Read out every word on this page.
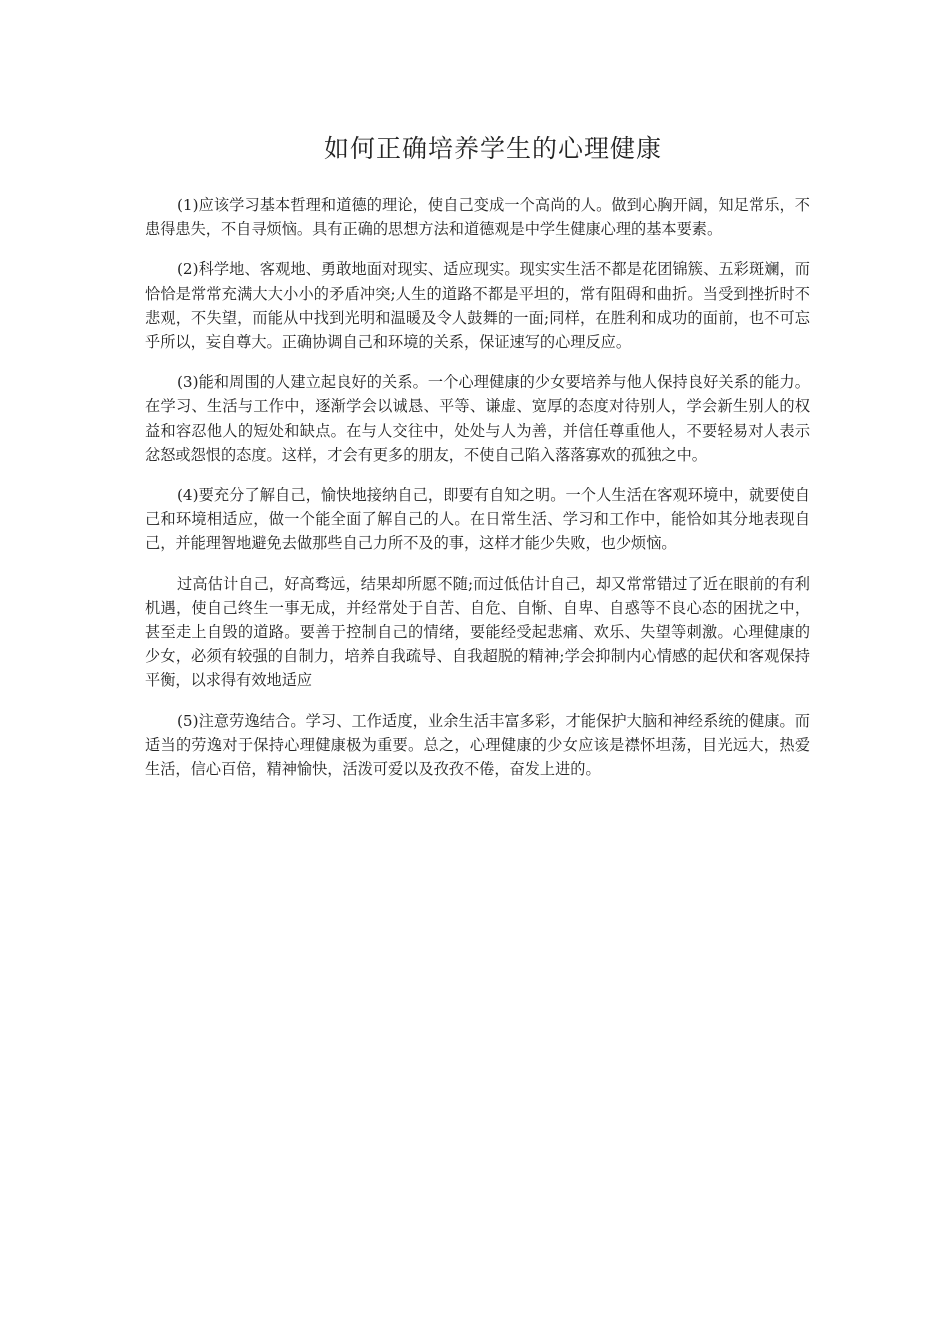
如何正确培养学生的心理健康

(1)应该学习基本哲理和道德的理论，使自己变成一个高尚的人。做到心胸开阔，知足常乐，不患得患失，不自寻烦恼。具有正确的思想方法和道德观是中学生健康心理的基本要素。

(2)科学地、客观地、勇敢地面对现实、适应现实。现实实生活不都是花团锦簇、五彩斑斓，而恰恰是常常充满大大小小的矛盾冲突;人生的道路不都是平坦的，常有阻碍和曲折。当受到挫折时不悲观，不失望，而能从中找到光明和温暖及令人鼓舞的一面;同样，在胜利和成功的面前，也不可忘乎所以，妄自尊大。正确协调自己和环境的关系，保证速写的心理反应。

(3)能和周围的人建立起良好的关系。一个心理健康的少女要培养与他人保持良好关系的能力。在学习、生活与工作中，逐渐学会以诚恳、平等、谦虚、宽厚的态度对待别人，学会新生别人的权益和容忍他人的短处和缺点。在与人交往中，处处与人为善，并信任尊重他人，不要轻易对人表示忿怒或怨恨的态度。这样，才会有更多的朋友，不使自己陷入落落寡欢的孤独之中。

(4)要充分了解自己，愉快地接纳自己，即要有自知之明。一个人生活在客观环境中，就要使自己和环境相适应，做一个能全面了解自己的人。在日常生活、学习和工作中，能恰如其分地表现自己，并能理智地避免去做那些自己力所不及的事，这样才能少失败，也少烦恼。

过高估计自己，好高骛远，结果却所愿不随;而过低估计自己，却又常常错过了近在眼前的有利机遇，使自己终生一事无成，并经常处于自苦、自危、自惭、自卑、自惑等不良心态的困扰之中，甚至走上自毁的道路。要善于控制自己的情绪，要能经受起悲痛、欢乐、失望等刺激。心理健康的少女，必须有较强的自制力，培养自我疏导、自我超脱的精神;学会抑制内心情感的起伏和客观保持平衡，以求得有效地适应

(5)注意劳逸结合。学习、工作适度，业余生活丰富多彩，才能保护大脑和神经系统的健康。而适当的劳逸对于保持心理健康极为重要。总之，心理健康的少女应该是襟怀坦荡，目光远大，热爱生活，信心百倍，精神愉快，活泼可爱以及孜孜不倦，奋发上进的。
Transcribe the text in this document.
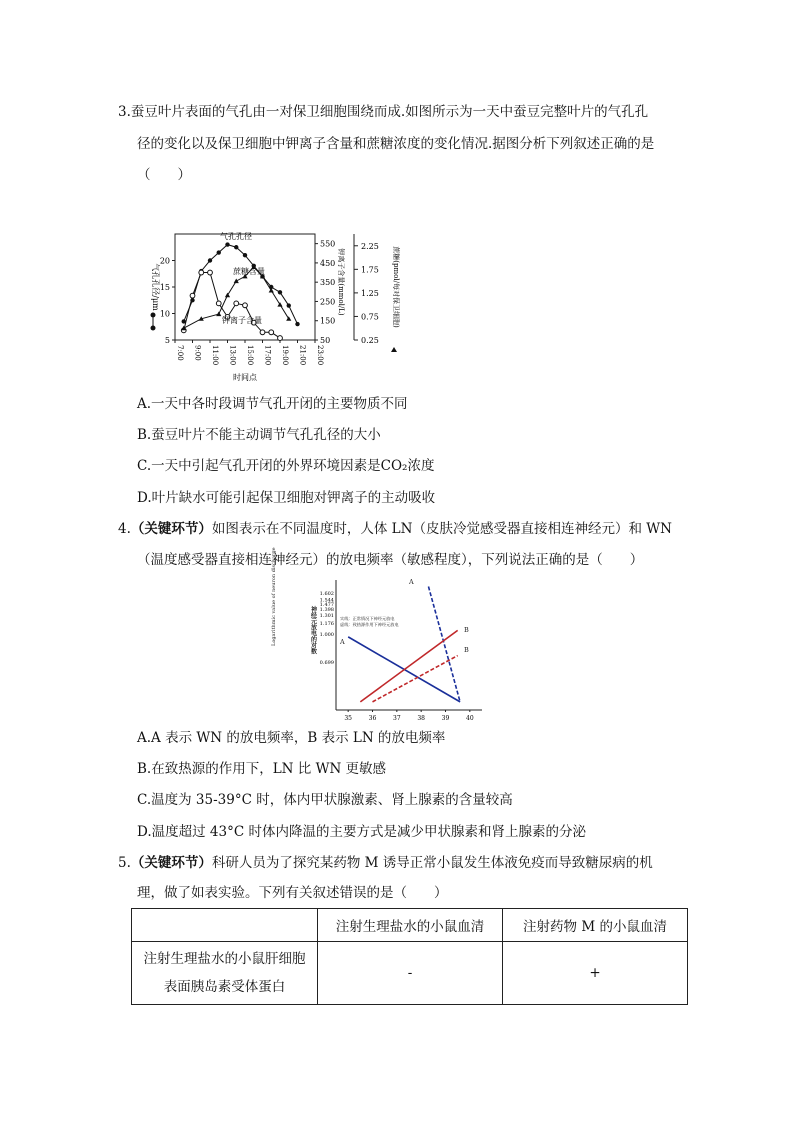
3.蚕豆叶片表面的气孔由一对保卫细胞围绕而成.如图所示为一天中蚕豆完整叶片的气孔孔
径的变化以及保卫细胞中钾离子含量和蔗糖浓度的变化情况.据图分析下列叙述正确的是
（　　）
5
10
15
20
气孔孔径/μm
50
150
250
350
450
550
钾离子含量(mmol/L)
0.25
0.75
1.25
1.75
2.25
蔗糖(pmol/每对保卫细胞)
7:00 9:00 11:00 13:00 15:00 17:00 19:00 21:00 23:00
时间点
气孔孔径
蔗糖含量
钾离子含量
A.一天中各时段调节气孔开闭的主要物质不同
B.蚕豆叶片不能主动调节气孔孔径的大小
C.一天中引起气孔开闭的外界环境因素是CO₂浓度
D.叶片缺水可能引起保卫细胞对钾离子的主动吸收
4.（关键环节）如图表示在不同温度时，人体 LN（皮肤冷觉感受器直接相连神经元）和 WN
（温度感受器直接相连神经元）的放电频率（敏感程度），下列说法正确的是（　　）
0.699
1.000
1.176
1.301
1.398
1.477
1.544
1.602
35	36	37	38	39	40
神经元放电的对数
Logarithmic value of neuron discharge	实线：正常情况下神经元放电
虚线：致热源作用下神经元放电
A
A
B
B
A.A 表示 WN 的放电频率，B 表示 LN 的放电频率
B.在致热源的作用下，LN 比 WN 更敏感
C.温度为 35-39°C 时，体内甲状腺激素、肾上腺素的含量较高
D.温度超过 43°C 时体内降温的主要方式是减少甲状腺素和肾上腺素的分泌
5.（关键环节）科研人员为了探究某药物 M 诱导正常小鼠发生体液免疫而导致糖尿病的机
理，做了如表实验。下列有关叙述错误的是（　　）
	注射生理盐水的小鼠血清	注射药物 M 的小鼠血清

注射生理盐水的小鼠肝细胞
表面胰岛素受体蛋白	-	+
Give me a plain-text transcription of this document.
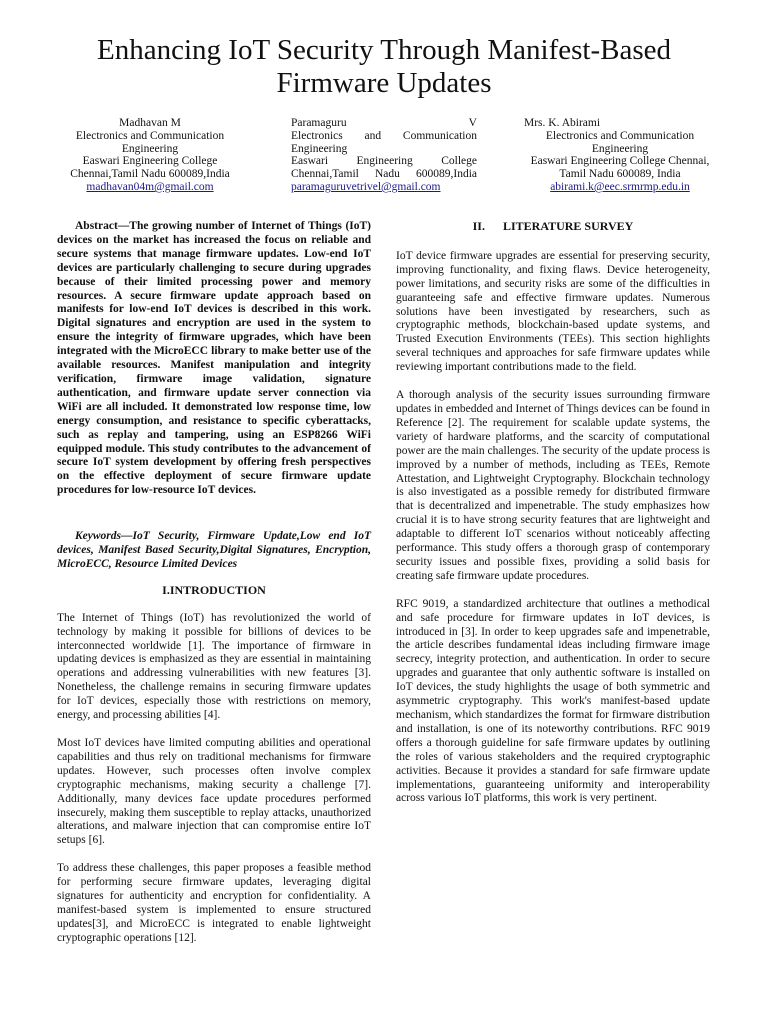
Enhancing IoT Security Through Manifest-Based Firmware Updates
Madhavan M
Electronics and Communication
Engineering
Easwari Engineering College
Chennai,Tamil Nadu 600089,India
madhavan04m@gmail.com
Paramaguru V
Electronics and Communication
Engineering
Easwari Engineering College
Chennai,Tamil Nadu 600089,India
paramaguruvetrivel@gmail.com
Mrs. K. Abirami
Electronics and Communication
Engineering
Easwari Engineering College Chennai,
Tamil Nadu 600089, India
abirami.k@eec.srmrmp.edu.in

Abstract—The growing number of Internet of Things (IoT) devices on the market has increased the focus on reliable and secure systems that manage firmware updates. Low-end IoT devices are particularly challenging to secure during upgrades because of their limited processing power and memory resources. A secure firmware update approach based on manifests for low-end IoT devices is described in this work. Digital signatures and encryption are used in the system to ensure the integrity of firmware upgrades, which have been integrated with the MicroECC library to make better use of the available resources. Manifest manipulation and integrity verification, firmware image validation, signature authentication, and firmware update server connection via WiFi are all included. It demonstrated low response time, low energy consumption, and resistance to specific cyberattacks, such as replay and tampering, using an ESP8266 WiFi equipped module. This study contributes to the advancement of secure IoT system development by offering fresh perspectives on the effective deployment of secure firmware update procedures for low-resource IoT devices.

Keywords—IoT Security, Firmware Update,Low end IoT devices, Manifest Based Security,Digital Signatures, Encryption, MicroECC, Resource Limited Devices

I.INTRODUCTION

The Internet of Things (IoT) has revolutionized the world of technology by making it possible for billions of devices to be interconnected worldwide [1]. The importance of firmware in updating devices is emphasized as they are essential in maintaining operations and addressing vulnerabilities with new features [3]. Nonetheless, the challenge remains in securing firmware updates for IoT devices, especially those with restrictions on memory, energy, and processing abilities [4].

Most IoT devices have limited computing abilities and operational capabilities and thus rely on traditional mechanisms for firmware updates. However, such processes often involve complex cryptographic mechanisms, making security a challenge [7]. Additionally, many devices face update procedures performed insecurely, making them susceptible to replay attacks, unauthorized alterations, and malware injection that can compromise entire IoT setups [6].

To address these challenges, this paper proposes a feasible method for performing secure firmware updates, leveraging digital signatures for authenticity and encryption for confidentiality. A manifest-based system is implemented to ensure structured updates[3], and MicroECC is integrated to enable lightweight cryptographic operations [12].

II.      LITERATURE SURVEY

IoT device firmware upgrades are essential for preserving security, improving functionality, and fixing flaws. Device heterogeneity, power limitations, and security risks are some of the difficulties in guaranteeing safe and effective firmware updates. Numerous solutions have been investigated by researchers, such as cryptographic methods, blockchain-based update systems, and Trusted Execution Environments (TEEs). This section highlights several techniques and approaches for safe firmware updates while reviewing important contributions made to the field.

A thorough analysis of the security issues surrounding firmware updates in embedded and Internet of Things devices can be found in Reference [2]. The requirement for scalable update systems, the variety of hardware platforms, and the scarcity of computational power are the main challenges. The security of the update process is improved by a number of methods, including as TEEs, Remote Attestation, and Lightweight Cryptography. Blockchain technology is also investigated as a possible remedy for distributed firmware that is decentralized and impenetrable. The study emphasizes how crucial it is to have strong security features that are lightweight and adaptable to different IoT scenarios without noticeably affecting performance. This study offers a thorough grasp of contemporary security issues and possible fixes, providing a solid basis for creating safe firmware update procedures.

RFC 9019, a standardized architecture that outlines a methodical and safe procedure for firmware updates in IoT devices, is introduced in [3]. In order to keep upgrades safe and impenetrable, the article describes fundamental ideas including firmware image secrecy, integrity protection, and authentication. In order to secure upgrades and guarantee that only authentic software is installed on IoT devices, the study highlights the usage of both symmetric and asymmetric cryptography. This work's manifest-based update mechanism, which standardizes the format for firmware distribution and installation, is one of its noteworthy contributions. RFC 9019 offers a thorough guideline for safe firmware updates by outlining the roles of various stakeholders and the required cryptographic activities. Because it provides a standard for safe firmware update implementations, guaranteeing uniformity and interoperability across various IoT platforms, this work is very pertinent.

--------------------------------------------------

Problem details » Which lines of the data above contain "lightweight"? Copy each one.

Reply to the task »
To address these challenges, this paper proposes a feasible method for performing secure firmware updates, leveraging digital signatures for authenticity and encryption for confidentiality. A manifest-based system is implemented to ensure structured updates[3], and MicroECC is integrated to enable lightweight cryptographic operations [12].
A thorough analysis of the security issues surrounding firmware updates in embedded and Internet of Things devices can be found in Reference [2]. The requirement for scalable update systems, the variety of hardware platforms, and the scarcity of computational power are the main challenges. The security of the update process is improved by a number of methods, including as TEEs, Remote Attestation, and Lightweight Cryptography. Blockchain technology is also investigated as a possible remedy for distributed firmware that is decentralized and impenetrable. The study emphasizes how crucial it is to have strong security features that are lightweight and adaptable to different IoT scenarios without noticeably affecting performance. This study offers a thorough grasp of contemporary security issues and possible fixes, providing a solid basis for creating safe firmware update procedures.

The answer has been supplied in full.